Dataset rows about figures
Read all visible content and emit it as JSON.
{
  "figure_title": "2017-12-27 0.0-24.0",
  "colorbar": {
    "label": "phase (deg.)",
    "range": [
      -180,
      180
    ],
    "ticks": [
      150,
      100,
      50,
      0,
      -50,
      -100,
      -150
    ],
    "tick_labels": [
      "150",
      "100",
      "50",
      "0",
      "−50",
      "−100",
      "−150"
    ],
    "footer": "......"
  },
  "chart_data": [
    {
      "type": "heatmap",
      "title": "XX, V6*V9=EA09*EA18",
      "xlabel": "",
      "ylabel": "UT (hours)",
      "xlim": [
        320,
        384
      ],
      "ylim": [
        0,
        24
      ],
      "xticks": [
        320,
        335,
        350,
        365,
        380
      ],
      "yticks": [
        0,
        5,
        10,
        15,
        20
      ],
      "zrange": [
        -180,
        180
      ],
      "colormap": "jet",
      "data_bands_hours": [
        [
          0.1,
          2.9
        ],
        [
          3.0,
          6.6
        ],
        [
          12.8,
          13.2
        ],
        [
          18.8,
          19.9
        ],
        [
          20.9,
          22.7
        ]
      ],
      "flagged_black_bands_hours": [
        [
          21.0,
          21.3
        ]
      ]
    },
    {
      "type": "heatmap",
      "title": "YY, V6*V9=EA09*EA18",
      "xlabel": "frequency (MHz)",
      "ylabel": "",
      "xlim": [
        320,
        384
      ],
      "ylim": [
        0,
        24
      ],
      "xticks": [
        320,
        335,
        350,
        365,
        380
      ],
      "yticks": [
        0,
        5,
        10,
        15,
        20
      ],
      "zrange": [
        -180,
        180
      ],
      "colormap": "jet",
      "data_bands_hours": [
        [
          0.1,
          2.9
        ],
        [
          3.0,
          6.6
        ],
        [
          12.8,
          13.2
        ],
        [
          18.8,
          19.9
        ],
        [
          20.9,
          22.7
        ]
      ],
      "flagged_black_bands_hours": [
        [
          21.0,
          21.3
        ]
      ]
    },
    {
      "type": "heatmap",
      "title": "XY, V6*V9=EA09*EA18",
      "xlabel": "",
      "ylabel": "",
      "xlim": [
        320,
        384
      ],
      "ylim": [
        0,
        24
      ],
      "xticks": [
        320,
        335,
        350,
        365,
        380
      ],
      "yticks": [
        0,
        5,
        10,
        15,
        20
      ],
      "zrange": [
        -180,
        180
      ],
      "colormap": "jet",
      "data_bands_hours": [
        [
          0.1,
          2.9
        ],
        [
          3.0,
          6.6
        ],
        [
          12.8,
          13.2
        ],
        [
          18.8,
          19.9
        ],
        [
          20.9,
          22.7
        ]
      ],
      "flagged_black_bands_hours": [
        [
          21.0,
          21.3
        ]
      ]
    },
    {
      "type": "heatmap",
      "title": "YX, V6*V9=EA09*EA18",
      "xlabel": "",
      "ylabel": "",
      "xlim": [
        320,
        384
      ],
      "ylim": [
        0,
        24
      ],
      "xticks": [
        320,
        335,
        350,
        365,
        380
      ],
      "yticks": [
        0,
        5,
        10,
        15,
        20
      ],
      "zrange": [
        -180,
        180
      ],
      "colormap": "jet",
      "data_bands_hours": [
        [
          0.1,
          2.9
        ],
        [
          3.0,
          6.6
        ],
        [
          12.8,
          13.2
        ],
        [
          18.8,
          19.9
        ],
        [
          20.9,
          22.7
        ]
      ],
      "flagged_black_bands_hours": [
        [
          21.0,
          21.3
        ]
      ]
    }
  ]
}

## [Your task]
Reproduce the full listing word for word.

## [Exercise result]
Read all visible content and emit it as JSON.
{
  "figure_title": "2017-12-27 0.0-24.0",
  "colorbar": {
    "label": "phase (deg.)",
    "range": [
      -180,
      180
    ],
    "ticks": [
      150,
      100,
      50,
      0,
      -50,
      -100,
      -150
    ],
    "tick_labels": [
      "150",
      "100",
      "50",
      "0",
      "−50",
      "−100",
      "−150"
    ],
    "footer": "......"
  },
  "chart_data": [
    {
      "type": "heatmap",
      "title": "XX, V6*V9=EA09*EA18",
      "xlabel": "",
      "ylabel": "UT (hours)",
      "xlim": [
        320,
        384
      ],
      "ylim": [
        0,
        24
      ],
      "xticks": [
        320,
        335,
        350,
        365,
        380
      ],
      "yticks": [
        0,
        5,
        10,
        15,
        20
      ],
      "zrange": [
        -180,
        180
      ],
      "colormap": "jet",
      "data_bands_hours": [
        [
          0.1,
          2.9
        ],
        [
          3.0,
          6.6
        ],
        [
          12.8,
          13.2
        ],
        [
          18.8,
          19.9
        ],
        [
          20.9,
          22.7
        ]
      ],
      "flagged_black_bands_hours": [
        [
          21.0,
          21.3
        ]
      ]
    },
    {
      "type": "heatmap",
      "title": "YY, V6*V9=EA09*EA18",
      "xlabel": "frequency (MHz)",
      "ylabel": "",
      "xlim": [
        320,
        384
      ],
      "ylim": [
        0,
        24
      ],
      "xticks": [
        320,
        335,
        350,
        365,
        380
      ],
      "yticks": [
        0,
        5,
        10,
        15,
        20
      ],
      "zrange": [
        -180,
        180
      ],
      "colormap": "jet",
      "data_bands_hours": [
        [
          0.1,
          2.9
        ],
        [
          3.0,
          6.6
        ],
        [
          12.8,
          13.2
        ],
        [
          18.8,
          19.9
        ],
        [
          20.9,
          22.7
        ]
      ],
      "flagged_black_bands_hours": [
        [
          21.0,
          21.3
        ]
      ]
    },
    {
      "type": "heatmap",
      "title": "XY, V6*V9=EA09*EA18",
      "xlabel": "",
      "ylabel": "",
      "xlim": [
        320,
        384
      ],
      "ylim": [
        0,
        24
      ],
      "xticks": [
        320,
        335,
        350,
        365,
        380
      ],
      "yticks": [
        0,
        5,
        10,
        15,
        20
      ],
      "zrange": [
        -180,
        180
      ],
      "colormap": "jet",
      "data_bands_hours": [
        [
          0.1,
          2.9
        ],
        [
          3.0,
          6.6
        ],
        [
          12.8,
          13.2
        ],
        [
          18.8,
          19.9
        ],
        [
          20.9,
          22.7
        ]
      ],
      "flagged_black_bands_hours": [
        [
          21.0,
          21.3
        ]
      ]
    },
    {
      "type": "heatmap",
      "title": "YX, V6*V9=EA09*EA18",
      "xlabel": "",
      "ylabel": "",
      "xlim": [
        320,
        384
      ],
      "ylim": [
        0,
        24
      ],
      "xticks": [
        320,
        335,
        350,
        365,
        380
      ],
      "yticks": [
        0,
        5,
        10,
        15,
        20
      ],
      "zrange": [
        -180,
        180
      ],
      "colormap": "jet",
      "data_bands_hours": [
        [
          0.1,
          2.9
        ],
        [
          3.0,
          6.6
        ],
        [
          12.8,
          13.2
        ],
        [
          18.8,
          19.9
        ],
        [
          20.9,
          22.7
        ]
      ],
      "flagged_black_bands_hours": [
        [
          21.0,
          21.3
        ]
      ]
    }
  ]
}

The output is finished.